**Work to do**
Work through the material below line by line and say how many lines include the word "structured". Only the number, please.

.....

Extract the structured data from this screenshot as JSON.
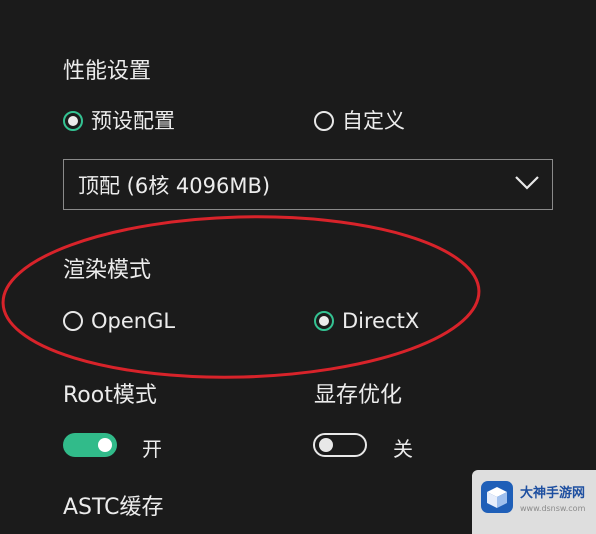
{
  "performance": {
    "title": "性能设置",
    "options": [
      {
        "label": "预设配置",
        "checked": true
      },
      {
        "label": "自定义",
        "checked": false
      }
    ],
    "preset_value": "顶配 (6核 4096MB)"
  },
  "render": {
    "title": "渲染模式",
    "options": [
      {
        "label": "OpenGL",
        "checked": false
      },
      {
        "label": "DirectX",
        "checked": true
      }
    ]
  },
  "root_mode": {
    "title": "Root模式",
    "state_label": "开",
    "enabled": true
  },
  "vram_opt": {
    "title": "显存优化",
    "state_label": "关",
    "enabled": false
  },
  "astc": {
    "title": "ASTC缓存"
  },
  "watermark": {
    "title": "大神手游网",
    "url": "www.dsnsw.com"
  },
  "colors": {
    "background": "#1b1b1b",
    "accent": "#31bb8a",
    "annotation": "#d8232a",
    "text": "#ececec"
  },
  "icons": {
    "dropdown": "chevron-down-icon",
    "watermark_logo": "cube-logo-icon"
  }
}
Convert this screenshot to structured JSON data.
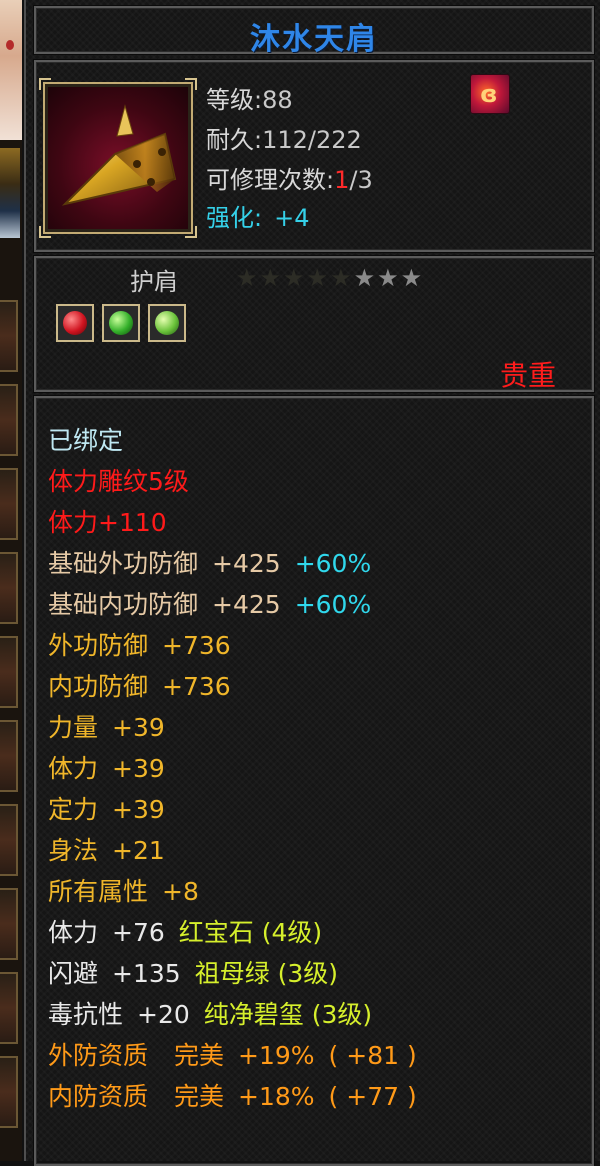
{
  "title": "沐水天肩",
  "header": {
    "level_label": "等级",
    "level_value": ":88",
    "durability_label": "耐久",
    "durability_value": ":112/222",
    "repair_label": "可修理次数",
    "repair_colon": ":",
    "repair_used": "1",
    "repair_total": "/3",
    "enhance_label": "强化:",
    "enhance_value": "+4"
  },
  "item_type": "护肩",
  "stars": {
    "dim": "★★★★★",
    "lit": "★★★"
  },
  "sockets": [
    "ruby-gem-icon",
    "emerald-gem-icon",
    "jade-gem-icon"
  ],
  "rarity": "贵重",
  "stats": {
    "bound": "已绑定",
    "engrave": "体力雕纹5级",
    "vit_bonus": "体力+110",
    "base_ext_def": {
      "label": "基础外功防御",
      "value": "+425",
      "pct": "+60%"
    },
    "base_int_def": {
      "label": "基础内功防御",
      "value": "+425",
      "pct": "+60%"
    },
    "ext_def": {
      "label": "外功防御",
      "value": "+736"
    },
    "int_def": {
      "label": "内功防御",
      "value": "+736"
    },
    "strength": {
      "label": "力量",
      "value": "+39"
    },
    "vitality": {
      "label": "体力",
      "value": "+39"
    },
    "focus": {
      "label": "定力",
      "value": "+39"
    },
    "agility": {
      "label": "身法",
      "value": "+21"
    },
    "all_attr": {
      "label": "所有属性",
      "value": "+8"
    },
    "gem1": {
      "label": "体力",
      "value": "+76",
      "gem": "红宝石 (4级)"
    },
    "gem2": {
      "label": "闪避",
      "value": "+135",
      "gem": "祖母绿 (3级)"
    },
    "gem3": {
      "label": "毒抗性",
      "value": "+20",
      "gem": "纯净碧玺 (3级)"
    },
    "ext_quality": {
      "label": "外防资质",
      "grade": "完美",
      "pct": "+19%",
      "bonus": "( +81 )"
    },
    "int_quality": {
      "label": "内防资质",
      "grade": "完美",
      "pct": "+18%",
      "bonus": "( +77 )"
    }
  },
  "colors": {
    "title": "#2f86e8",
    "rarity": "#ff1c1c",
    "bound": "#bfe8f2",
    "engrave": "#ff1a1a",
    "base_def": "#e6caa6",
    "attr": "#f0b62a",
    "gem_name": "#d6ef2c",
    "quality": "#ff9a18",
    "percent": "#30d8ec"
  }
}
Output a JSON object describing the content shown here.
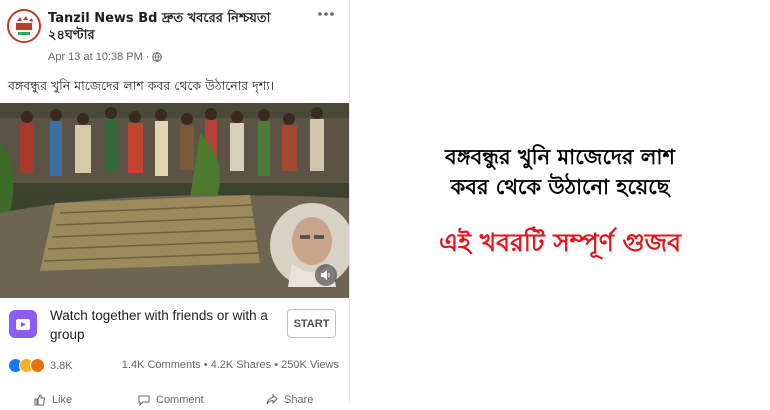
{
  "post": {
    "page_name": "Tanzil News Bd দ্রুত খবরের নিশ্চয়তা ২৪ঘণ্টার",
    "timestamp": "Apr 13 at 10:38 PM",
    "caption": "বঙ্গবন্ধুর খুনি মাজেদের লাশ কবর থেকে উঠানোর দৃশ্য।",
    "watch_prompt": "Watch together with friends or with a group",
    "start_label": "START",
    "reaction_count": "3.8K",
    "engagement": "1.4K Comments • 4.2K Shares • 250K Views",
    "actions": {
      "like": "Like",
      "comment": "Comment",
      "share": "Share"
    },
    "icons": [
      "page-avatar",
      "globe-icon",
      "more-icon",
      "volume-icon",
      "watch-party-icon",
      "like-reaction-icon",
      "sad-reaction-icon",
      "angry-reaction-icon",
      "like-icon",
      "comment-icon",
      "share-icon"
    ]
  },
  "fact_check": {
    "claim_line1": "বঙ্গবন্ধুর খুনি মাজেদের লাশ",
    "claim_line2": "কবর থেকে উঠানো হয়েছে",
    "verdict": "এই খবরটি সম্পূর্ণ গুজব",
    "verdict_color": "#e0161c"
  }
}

.....

**Exercise answer**
2